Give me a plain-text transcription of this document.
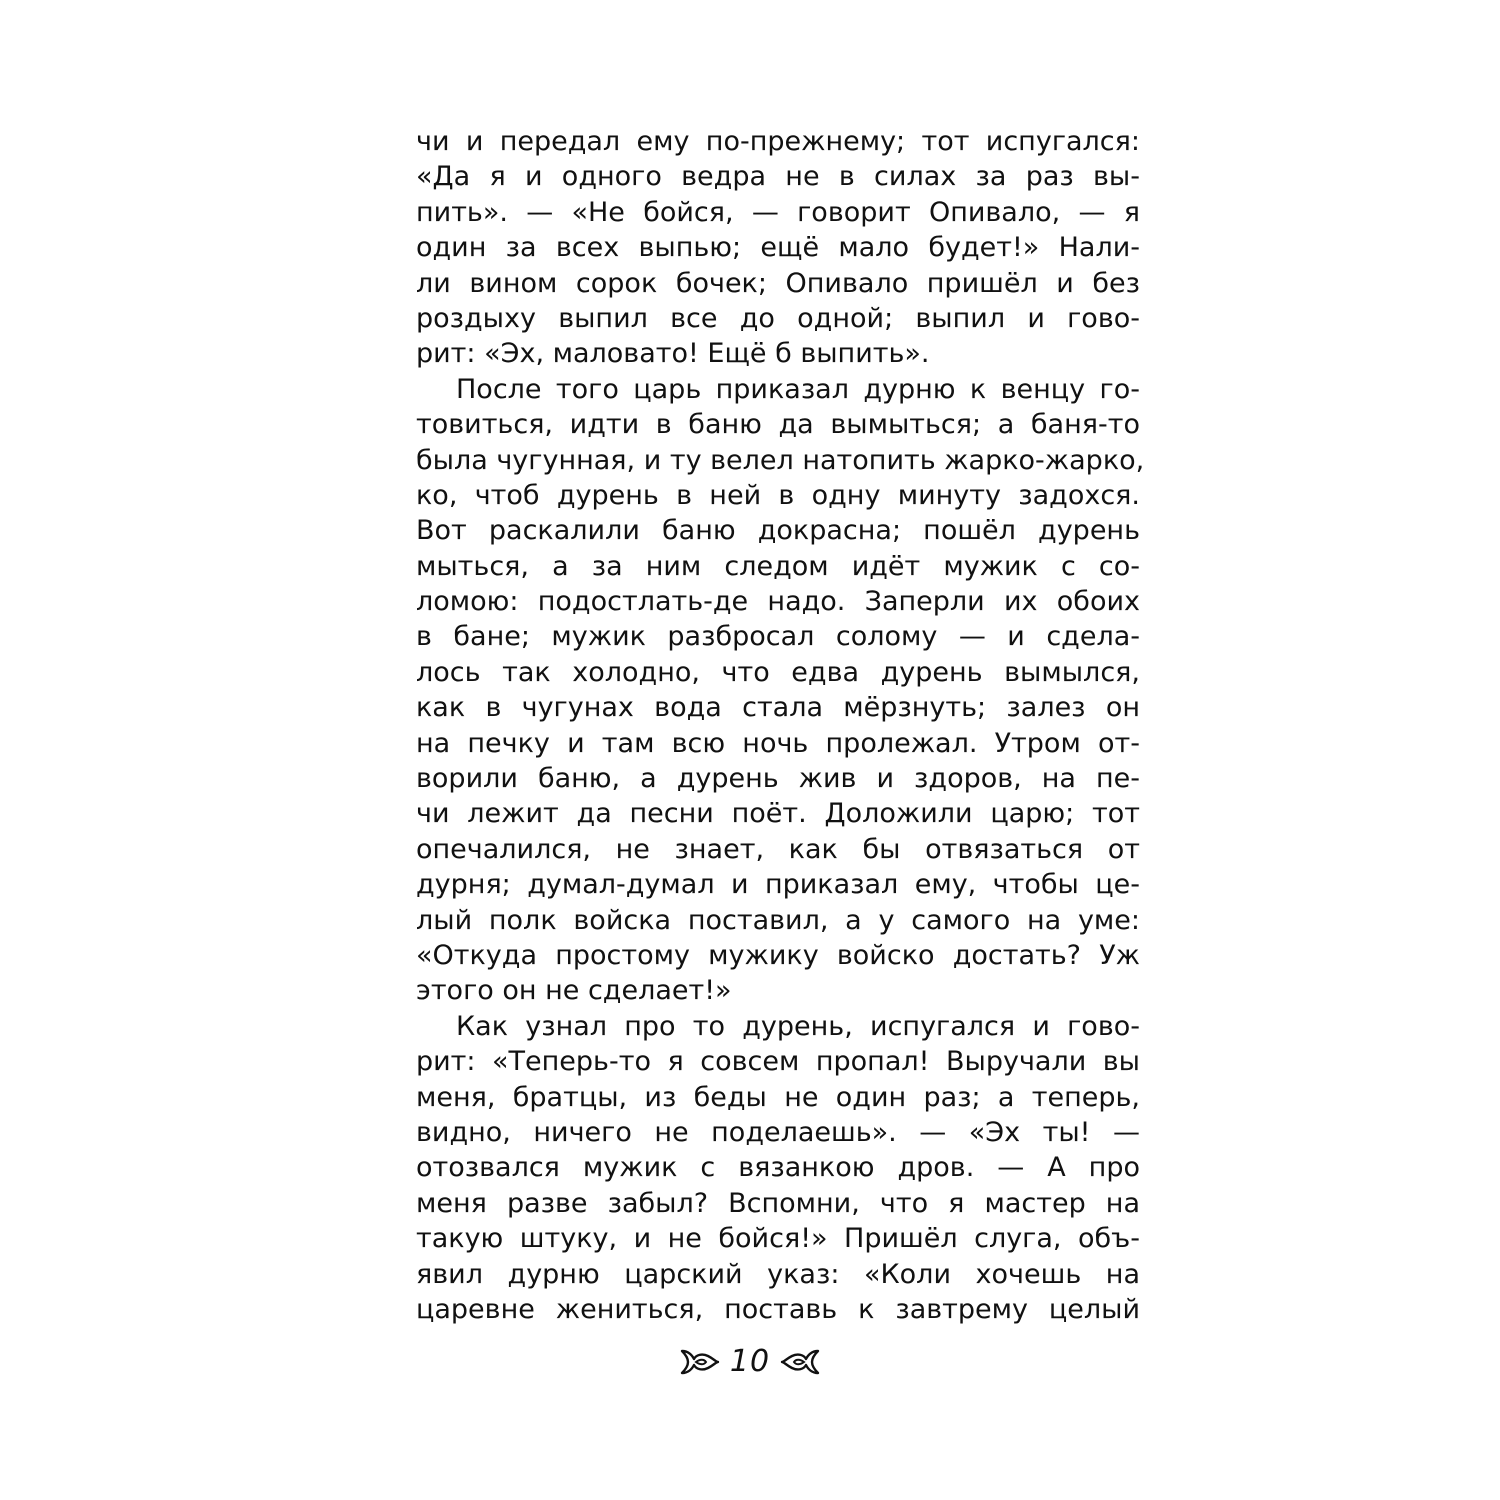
чи и передал ему по-прежнему; тот испугался:
«Да я и одного ведра не в силах за раз вы-
пить». — «Не бойся, — говорит Опивало, — я
один за всех выпью; ещё мало будет!» Нали-
ли вином сорок бочек; Опивало пришёл и без
роздыху выпил все до одной; выпил и гово-
рит: «Эх, маловато! Ещё б выпить».
После того царь приказал дурню к венцу го-
товиться, идти в баню да вымыться; а баня-то
была чугунная, и ту велел натопить жарко-жарко,
ко, чтоб дурень в ней в одну минуту задохся.
Вот раскалили баню докрасна; пошёл дурень
мыться, а за ним следом идёт мужик с со-
ломою: подостлать-де надо. Заперли их обоих
в бане; мужик разбросал солому — и сдела-
лось так холодно, что едва дурень вымылся,
как в чугунах вода стала мёрзнуть; залез он
на печку и там всю ночь пролежал. Утром от-
ворили баню, а дурень жив и здоров, на пе-
чи лежит да песни поёт. Доложили царю; тот
опечалился, не знает, как бы отвязаться от
дурня; думал-думал и приказал ему, чтобы це-
лый полк войска поставил, а у самого на уме:
«Откуда простому мужику войско достать? Уж
этого он не сделает!»
Как узнал про то дурень, испугался и гово-
рит: «Теперь-то я совсем пропал! Выручали вы
меня, братцы, из беды не один раз; а теперь,
видно, ничего не поделаешь». — «Эх ты! —
отозвался мужик с вязанкою дров. — А про
меня разве забыл? Вспомни, что я мастер на
такую штуку, и не бойся!» Пришёл слуга, объ-
явил дурню царский указ: «Коли хочешь на
царевне жениться, поставь к завтрему целый
10
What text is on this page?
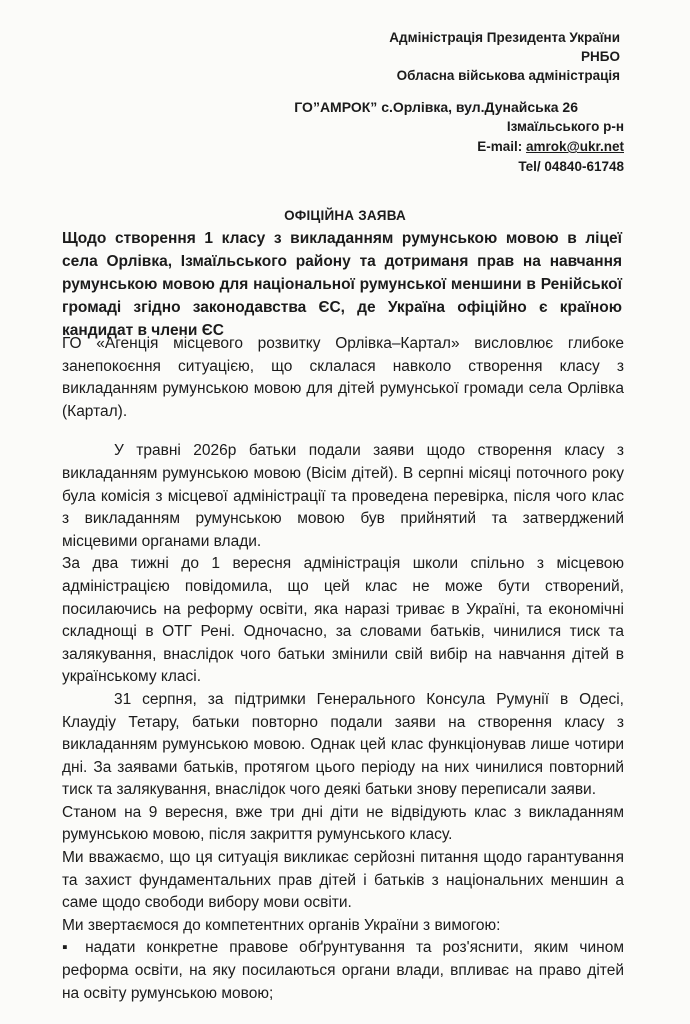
Адміністрація Президента України
РНБО
Обласна військова адміністрація
ГО”АМРОК” с.Орлівка, вул.Дунайська 26
Ізмаїльського р-н
E-mail: amrok@ukr.net
Tel/ 04840-61748
ОФІЦІЙНА ЗАЯВА
Щодо створення 1 класу з викладанням румунською мовою в ліцеї села Орлівка, Ізмаїльського району та дотриманя прав на навчання румунською мовою для національної румунської меншини в Ренійської громаді згідно законодавства ЄС, де Україна офіційно є країною кандидат в члени ЄС

ГО «Агенція місцевого розвитку Орлівка–Картал» висловлює глибоке занепокоєння ситуацією, що склалася навколо створення класу з викладанням румунською мовою для дітей румунської громади села Орлівка (Картал).

У травні 2026р батьки подали заяви щодо створення класу з викладанням румунською мовою (Вісім дітей). В серпні місяці поточного року була комісія з місцевої адміністрації та проведена перевірка, після чого клас з викладанням румунською мовою був прийнятий та затверджений місцевими органами влади.

За два тижні до 1 вересня адміністрація школи спільно з місцевою адміністрацією повідомила, що цей клас не може бути створений, посилаючись на реформу освіти, яка наразі триває в Україні, та економічні складнощі в ОТГ Рені. Одночасно, за словами батьків, чинилися тиск та залякування, внаслідок чого батьки змінили свій вибір на навчання дітей в українському класі.

31 серпня, за підтримки Генерального Консула Румунії в Одесі, Клаудіу Тетару, батьки повторно подали заяви на створення класу з викладанням румунською мовою. Однак цей клас функціонував лише чотири дні. За заявами батьків, протягом цього періоду на них чинилися повторний тиск та залякування, внаслідок чого деякі батьки знову переписали заяви.

Станом на 9 вересня, вже три дні діти не відвідують клас з викладанням румунською мовою, після закриття румунського класу.

Ми вважаємо, що ця ситуація викликає серйозні питання щодо гарантування та захист фундаментальних прав дітей і батьків з національних меншин а саме щодо свободи вибору мови освіти.

Ми звертаємося до компетентних органів України з вимогою:

▪ надати конкретне правове обґрунтування та роз'яснити, яким чином реформа освіти, на яку посилаються органи влади, впливає на право дітей на освіту румунською мовою;
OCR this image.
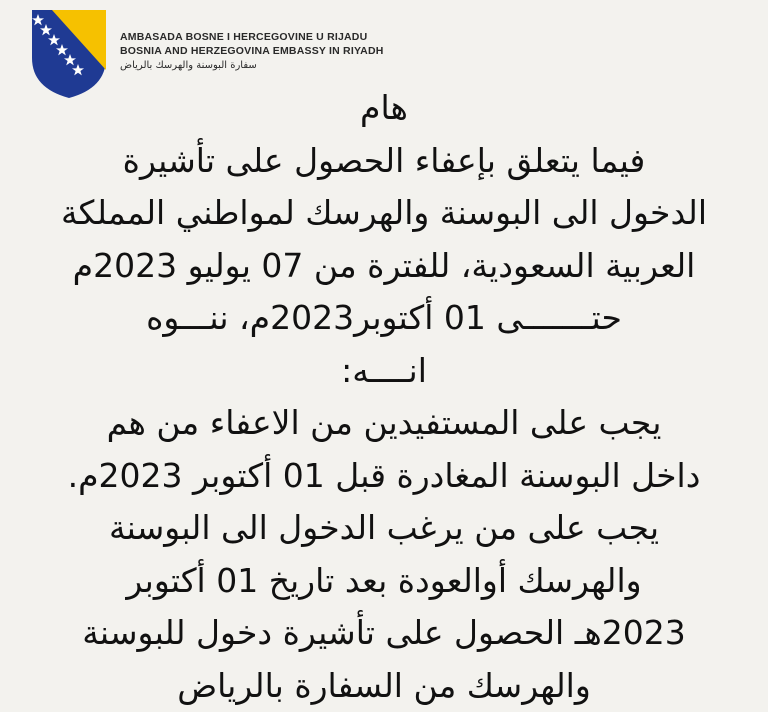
AMBASADA BOSNE I HERCEGOVINE U RIJADU
BOSNIA AND HERZEGOVINA EMBASSY IN RIYADH
سفارة البوسنة والهرسك بالرياض
هام
فيما يتعلق بإعفاء الحصول على تأشيرة
الدخول الى البوسنة والهرسك لمواطني المملكة
العربية السعودية، للفترة من 07 يوليو 2023م
حتـــــــى 01 أكتوبر2023م، ننـــوه
انــــه:
يجب على المستفيدين من الاعفاء من هم
داخل البوسنة المغادرة قبل 01 أكتوبر 2023م.
يجب على من يرغب الدخول الى البوسنة
والهرسك أوالعودة بعد تاريخ 01 أكتوبر
2023هـ الحصول على تأشيرة دخول للبوسنة
والهرسك من السفارة بالرياض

◆ Task goal
Print each of the records above exactly as written, leaving no picture in the copy.

◆ Response for this exercise
Give me a plain-text transcription of this document.
чи и передал ему по-прежнему; тот испугался:
«Да я и одного ведра не в силах за раз вы-
пить». — «Не бойся, — говорит Опивало, — я
один за всех выпью; ещё мало будет!» Нали-
ли вином сорок бочек; Опивало пришёл и без
роздыху выпил все до одной; выпил и гово-
рит: «Эх, маловато! Ещё б выпить».
После того царь приказал дурню к венцу го-
товиться, идти в баню да вымыться; а баня-то
была чугунная, и ту велел натопить жарко-жарко,
ко, чтоб дурень в ней в одну минуту задохся.
Вот раскалили баню докрасна; пошёл дурень
мыться, а за ним следом идёт мужик с со-
ломою: подостлать-де надо. Заперли их обоих
в бане; мужик разбросал солому — и сдела-
лось так холодно, что едва дурень вымылся,
как в чугунах вода стала мёрзнуть; залез он
на печку и там всю ночь пролежал. Утром от-
ворили баню, а дурень жив и здоров, на пе-
чи лежит да песни поёт. Доложили царю; тот
опечалился, не знает, как бы отвязаться от
дурня; думал-думал и приказал ему, чтобы це-
лый полк войска поставил, а у самого на уме:
«Откуда простому мужику войско достать? Уж
этого он не сделает!»
Как узнал про то дурень, испугался и гово-
рит: «Теперь-то я совсем пропал! Выручали вы
меня, братцы, из беды не один раз; а теперь,
видно, ничего не поделаешь». — «Эх ты! —
отозвался мужик с вязанкою дров. — А про
меня разве забыл? Вспомни, что я мастер на
такую штуку, и не бойся!» Пришёл слуга, объ-
явил дурню царский указ: «Коли хочешь на
царевне жениться, поставь к завтрему целый
10
What text is on this page?
Адміністрація Президента України
РНБО
Обласна військова адміністрація
ГО”АМРОК” с.Орлівка, вул.Дунайська 26
Ізмаїльського р-н
E-mail: amrok@ukr.net
Tel/ 04840-61748
ОФІЦІЙНА ЗАЯВА
Щодо створення 1 класу з викладанням румунською мовою в ліцеї села Орлівка, Ізмаїльського району та дотриманя прав на навчання румунською мовою для національної румунської меншини в Ренійської громаді згідно законодавства ЄС, де Україна офіційно є країною кандидат в члени ЄС

ГО «Агенція місцевого розвитку Орлівка–Картал» висловлює глибоке занепокоєння ситуацією, що склалася навколо створення класу з викладанням румунською мовою для дітей румунської громади села Орлівка (Картал).

У травні 2026р батьки подали заяви щодо створення класу з викладанням румунською мовою (Вісім дітей). В серпні місяці поточного року була комісія з місцевої адміністрації та проведена перевірка, після чого клас з викладанням румунською мовою був прийнятий та затверджений місцевими органами влади.

За два тижні до 1 вересня адміністрація школи спільно з місцевою адміністрацією повідомила, що цей клас не може бути створений, посилаючись на реформу освіти, яка наразі триває в Україні, та економічні складнощі в ОТГ Рені. Одночасно, за словами батьків, чинилися тиск та залякування, внаслідок чого батьки змінили свій вибір на навчання дітей в українському класі.

31 серпня, за підтримки Генерального Консула Румунії в Одесі, Клаудіу Тетару, батьки повторно подали заяви на створення класу з викладанням румунською мовою. Однак цей клас функціонував лише чотири дні. За заявами батьків, протягом цього періоду на них чинилися повторний тиск та залякування, внаслідок чого деякі батьки знову переписали заяви.

Станом на 9 вересня, вже три дні діти не відвідують клас з викладанням румунською мовою, після закриття румунського класу.

Ми вважаємо, що ця ситуація викликає серйозні питання щодо гарантування та захист фундаментальних прав дітей і батьків з національних меншин а саме щодо свободи вибору мови освіти.

Ми звертаємося до компетентних органів України з вимогою:

▪ надати конкретне правове обґрунтування та роз'яснити, яким чином реформа освіти, на яку посилаються органи влади, впливає на право дітей на освіту румунською мовою;
OCR this image.
AMBASADA BOSNE I HERCEGOVINE U RIJADU
BOSNIA AND HERZEGOVINA EMBASSY IN RIYADH
سفارة البوسنة والهرسك بالرياض
هام
فيما يتعلق بإعفاء الحصول على تأشيرة
الدخول الى البوسنة والهرسك لمواطني المملكة
العربية السعودية، للفترة من 07 يوليو 2023م
حتـــــــى 01 أكتوبر2023م، ننـــوه
انــــه:
يجب على المستفيدين من الاعفاء من هم
داخل البوسنة المغادرة قبل 01 أكتوبر 2023م.
يجب على من يرغب الدخول الى البوسنة
والهرسك أوالعودة بعد تاريخ 01 أكتوبر
2023هـ الحصول على تأشيرة دخول للبوسنة
والهرسك من السفارة بالرياض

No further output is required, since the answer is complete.